→ PROBLEM TO WORK ON
Copy every line with the string "page" in it.

:: DATA SECTION

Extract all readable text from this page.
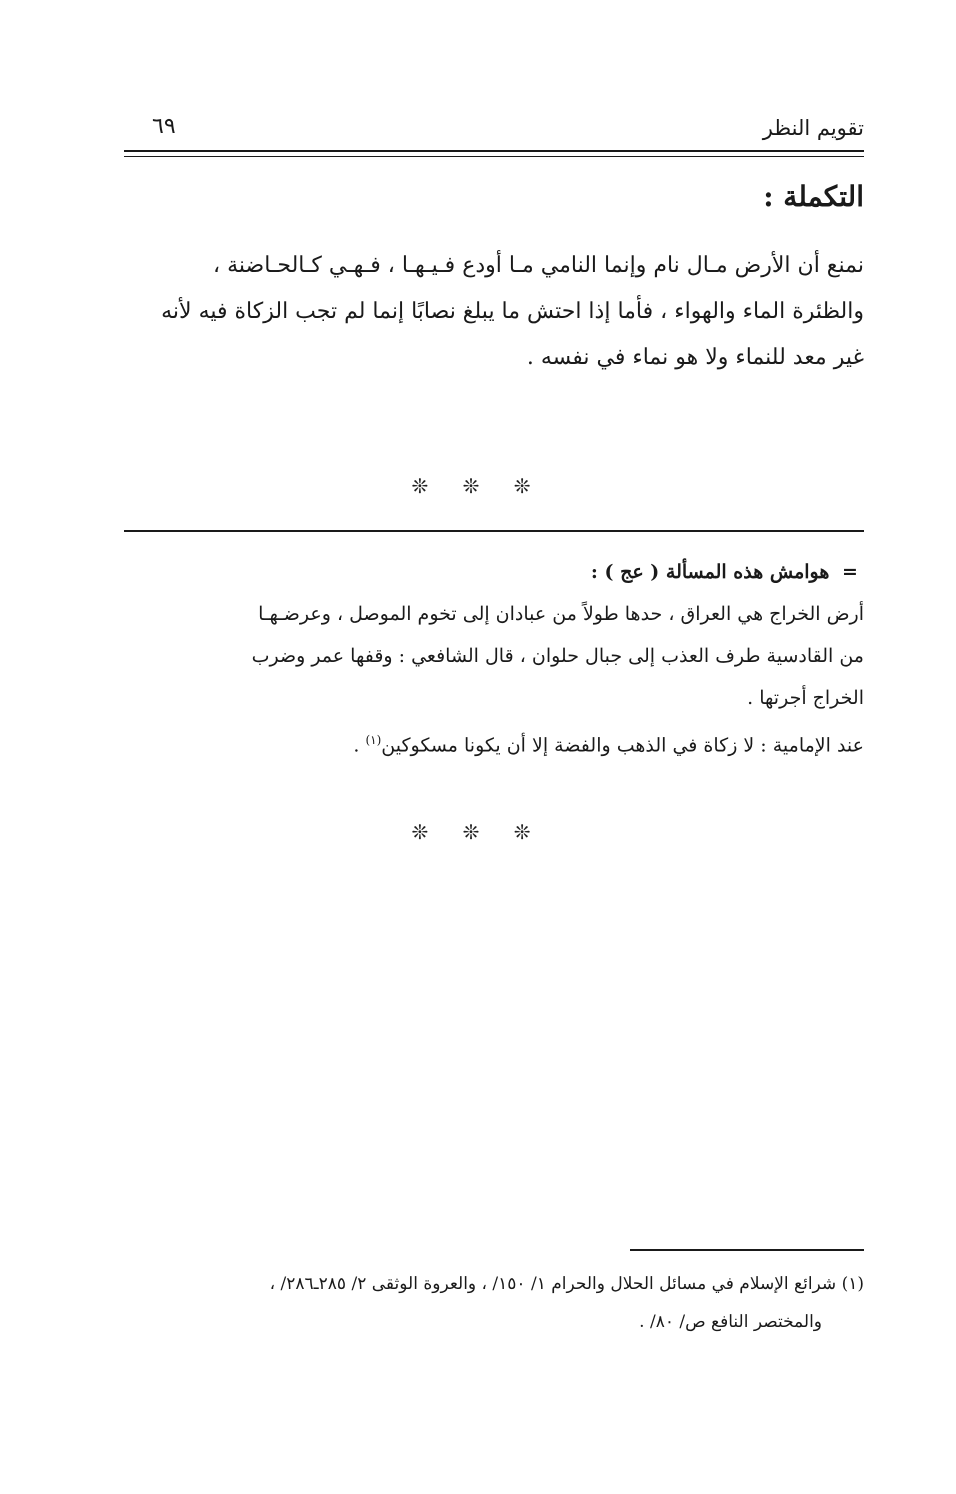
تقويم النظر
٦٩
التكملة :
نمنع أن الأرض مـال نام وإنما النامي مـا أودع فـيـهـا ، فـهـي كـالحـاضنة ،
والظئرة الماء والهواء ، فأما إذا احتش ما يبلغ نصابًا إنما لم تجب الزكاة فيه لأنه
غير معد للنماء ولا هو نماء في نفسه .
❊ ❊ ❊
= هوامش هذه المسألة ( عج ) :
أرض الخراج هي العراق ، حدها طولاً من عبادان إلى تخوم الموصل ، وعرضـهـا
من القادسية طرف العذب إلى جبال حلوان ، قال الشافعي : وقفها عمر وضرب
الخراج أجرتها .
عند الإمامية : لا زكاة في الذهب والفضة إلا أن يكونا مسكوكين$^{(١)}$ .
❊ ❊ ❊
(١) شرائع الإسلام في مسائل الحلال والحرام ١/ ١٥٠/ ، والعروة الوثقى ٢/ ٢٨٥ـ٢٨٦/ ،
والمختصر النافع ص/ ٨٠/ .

::::
:: DATA SECTION

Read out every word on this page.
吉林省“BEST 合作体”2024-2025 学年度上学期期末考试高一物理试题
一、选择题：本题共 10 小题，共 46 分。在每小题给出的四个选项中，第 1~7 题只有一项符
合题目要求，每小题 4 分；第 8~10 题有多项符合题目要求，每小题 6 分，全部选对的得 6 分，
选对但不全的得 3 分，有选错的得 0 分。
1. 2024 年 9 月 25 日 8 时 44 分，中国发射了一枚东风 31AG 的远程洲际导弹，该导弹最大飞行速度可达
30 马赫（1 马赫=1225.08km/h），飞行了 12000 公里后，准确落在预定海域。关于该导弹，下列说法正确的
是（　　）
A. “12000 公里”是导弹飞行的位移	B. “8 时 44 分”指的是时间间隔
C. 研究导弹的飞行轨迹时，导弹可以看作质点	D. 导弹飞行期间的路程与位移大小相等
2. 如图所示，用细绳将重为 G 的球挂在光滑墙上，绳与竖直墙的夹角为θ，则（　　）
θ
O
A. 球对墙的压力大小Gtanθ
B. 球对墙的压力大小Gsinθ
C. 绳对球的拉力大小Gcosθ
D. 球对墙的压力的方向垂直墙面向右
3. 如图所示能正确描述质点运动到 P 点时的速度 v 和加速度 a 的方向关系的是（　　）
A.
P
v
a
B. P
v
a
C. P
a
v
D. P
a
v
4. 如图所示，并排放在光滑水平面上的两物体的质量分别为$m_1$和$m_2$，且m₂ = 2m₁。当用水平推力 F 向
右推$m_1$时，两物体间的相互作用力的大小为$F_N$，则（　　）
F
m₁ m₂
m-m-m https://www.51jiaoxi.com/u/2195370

::::

→ ANSWER TO THIS TASK
Extract all readable text from this page.
Read out every word on this page.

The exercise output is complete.